One of the best things about making new friends is that these new people are in the process of getting to know you better, and in their process of studying you, you learn something new about yourself too.
Upon having breakfast with a few new friends, one of them pointed out that I have a really nice complexion, “It’s so different”, she says. I smile and I’m thankful. Just then the steward arrives with my salted caramel milkshake, “Ah yes” she goes, “Your skin is like salted caramel!”
That’s when I started to take her compliment seriously. I was beaming! Like a 7 year old child whose teacher just gave her a big sticker in her notebook!
Growing up in an Indian community the only similes or comparisons that I have been used to when it comes to beauty and/or skin tone were: “Oh that girl is so pretty, her skin is as white as snow!” or “Oh that young man is so handsome, his skin is as white as milk!”
But this was a first, “Her skin is so nice, it is as brown as salted caramel!?!” Who would not want to be compared to something as beautiful as caramel? It’s my favorite flavour to have on dessert! Milkshakes, ice creams, popcorn, cupcakes, candy, pies and almost anything actually.
I for one have always loved my complexion but often doubted if it was actually meant to be loved. With constant conditioning from the media and society that beauty is equal to fair skin I also believed my complexion should be “worked” on. India has had this unhealthy obsession with fairness for the longest time, with women’s marital prospects and careers depending on it despite the fact that a majority of Indian women’s skin tones actually range from dusky to dark.

__Given problem 1__
List the foods that the post on skin tone names as things the writer likes to have caramel on.
__Given problem 2__
Render this sentence from the post on skin tone in Spanish: "That’s when I started to take her compliment seriously."
__Given problem 3__
Check each statement against the post on skin tone and answer yes or no, quoting the words that settle it.
(a) The steward brought the writer a salted caramel milkshake.
(b) The writer has always disliked this complexion.
(c) Most Indian women's skin tones range from dusky to dark.

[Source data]
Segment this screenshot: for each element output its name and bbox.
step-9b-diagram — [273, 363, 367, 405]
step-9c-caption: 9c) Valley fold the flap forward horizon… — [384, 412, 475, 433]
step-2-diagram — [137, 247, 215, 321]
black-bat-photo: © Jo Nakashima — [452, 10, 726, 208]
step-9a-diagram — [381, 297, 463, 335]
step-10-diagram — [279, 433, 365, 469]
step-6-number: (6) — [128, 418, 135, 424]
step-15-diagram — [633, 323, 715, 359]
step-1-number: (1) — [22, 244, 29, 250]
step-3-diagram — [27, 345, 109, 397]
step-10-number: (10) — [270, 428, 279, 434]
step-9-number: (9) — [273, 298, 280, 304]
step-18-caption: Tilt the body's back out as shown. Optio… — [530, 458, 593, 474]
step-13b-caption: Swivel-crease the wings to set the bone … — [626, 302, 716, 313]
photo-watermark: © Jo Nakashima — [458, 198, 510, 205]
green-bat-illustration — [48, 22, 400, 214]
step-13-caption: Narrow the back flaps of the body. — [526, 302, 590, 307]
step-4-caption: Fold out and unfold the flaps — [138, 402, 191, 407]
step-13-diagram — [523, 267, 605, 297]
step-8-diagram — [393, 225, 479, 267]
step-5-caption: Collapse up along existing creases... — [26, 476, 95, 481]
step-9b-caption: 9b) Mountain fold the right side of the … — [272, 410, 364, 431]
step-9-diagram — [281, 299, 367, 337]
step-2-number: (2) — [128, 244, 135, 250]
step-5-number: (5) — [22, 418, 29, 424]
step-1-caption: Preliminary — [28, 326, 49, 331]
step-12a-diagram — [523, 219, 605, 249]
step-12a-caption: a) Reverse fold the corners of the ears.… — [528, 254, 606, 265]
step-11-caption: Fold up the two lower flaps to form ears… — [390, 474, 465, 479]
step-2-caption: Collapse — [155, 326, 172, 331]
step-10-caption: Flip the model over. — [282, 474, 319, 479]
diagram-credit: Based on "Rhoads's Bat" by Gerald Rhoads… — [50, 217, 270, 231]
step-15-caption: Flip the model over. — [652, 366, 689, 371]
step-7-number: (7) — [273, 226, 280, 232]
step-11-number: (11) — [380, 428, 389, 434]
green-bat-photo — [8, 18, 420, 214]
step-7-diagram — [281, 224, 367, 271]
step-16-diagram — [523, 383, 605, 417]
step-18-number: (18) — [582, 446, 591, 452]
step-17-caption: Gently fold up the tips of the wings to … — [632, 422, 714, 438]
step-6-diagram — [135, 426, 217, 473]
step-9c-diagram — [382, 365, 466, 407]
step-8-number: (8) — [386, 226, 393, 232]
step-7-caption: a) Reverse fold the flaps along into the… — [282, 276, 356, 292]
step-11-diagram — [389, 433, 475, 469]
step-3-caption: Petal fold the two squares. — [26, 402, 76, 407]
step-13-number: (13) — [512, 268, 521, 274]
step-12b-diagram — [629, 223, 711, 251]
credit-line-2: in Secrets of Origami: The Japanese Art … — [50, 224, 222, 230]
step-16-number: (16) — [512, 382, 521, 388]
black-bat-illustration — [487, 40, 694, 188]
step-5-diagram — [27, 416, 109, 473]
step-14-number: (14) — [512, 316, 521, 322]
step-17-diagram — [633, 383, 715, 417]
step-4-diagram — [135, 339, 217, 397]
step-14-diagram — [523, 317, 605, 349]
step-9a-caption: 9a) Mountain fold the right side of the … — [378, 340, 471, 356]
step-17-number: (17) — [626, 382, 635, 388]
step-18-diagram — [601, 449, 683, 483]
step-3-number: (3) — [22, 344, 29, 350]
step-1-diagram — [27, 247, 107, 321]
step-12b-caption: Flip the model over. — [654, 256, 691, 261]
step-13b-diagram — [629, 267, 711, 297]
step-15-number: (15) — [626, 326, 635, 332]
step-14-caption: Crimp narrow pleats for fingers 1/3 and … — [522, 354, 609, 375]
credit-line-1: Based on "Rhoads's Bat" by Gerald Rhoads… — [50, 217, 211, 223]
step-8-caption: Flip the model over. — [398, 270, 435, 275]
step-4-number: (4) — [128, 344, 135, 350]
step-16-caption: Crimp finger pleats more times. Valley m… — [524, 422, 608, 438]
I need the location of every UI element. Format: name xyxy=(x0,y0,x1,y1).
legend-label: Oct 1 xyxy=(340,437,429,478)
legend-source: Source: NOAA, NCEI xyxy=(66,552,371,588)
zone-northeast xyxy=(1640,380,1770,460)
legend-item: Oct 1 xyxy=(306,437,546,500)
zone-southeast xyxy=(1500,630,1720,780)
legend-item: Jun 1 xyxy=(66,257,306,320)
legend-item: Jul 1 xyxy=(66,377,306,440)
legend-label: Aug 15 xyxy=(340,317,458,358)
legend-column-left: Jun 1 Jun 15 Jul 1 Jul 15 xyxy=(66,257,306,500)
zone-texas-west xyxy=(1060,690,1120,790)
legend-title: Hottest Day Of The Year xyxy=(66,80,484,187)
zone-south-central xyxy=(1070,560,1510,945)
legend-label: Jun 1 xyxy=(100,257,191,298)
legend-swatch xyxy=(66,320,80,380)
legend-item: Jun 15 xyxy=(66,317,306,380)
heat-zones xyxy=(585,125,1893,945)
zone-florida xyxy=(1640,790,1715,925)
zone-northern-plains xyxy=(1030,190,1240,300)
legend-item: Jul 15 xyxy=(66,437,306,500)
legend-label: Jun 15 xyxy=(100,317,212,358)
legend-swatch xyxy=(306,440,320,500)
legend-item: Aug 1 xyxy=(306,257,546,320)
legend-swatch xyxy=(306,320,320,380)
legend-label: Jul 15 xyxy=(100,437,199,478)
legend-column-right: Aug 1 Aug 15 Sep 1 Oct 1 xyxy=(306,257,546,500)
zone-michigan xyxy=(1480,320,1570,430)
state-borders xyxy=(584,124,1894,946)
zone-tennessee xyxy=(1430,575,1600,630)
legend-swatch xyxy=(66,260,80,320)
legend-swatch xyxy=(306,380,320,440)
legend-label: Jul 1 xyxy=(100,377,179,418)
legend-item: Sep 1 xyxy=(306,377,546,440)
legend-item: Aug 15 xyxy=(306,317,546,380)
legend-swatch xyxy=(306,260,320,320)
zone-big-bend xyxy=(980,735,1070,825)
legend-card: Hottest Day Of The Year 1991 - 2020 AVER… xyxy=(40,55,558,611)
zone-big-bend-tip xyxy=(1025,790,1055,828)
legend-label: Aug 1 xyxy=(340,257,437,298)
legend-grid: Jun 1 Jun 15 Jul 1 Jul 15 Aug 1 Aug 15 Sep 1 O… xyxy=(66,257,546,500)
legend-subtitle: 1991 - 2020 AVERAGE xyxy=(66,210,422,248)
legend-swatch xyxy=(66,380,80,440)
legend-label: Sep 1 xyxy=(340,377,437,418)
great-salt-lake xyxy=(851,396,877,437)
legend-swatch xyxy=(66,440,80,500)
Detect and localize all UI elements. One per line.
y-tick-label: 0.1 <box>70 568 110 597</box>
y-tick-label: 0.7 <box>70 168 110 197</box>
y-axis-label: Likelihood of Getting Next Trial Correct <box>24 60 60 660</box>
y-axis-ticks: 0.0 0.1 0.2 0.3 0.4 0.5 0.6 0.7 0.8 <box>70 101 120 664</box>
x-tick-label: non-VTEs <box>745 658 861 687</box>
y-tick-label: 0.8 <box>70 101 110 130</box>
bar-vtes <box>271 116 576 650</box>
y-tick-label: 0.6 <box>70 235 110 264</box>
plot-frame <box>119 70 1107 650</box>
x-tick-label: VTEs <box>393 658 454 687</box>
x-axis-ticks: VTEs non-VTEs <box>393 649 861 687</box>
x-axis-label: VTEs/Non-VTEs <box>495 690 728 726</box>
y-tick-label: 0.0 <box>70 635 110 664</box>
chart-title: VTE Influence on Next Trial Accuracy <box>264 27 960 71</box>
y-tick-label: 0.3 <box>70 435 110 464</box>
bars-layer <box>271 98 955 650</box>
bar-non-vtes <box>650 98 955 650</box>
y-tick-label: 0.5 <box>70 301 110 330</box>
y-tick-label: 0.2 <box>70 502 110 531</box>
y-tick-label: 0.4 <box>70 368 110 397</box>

__Right answer 1__
Milkshakes
Ice creams
Popcorn
Cupcakes
Candy
Pies

__Right answer 2__
Fue entonces cuando empecé a tomarme en serio su cumplido.

__Right answer 3__
(a) Yes: "the steward arrives with my salted caramel milkshake"
(b) No: "I for one have always loved my complexion"
(c) Yes: "a majority of Indian women’s skin tones actually range from dusky to dark"